EXERCISE OBJECTIVE:
Look through the data below and report how many lines include "Large". Only the number should be given.

(Some records)

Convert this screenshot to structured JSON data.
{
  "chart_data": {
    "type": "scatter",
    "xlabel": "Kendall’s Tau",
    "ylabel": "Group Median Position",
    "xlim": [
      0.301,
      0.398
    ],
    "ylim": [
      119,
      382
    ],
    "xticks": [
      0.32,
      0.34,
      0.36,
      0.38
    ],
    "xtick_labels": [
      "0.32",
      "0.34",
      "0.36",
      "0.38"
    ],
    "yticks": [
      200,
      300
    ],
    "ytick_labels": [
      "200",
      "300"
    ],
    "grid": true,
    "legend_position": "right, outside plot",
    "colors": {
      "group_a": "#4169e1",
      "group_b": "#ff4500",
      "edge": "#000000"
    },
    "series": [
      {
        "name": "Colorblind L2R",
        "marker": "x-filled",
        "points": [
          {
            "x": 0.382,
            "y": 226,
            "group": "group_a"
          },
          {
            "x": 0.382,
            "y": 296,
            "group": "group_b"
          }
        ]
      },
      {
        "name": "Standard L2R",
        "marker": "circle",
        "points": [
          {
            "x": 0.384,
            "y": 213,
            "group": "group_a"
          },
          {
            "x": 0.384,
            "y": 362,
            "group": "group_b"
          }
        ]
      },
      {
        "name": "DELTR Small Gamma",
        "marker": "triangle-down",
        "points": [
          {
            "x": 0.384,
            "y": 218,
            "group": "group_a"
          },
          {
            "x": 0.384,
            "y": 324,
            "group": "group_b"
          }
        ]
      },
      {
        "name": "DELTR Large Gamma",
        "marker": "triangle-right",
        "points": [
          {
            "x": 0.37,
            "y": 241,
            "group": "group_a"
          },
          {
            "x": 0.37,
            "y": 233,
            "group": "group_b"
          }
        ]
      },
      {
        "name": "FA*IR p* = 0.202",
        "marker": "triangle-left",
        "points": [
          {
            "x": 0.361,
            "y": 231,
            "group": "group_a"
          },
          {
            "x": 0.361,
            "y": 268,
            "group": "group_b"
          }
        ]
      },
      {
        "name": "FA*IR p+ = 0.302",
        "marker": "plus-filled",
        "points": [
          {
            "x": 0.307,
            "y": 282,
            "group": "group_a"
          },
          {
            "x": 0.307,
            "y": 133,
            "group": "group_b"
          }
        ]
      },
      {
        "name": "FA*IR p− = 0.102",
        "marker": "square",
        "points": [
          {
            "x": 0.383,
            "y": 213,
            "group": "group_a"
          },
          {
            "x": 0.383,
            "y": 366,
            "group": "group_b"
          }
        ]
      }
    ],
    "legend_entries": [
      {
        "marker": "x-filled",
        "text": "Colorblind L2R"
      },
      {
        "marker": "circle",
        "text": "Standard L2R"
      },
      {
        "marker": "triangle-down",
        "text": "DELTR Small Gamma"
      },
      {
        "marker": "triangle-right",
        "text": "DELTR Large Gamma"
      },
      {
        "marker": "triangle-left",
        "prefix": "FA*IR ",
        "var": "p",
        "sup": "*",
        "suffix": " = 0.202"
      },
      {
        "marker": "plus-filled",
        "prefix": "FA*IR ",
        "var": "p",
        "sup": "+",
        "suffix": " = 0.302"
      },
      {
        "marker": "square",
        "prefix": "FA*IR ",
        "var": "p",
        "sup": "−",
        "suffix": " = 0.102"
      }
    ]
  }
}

ANSWER TO THIS EXERCISE:
2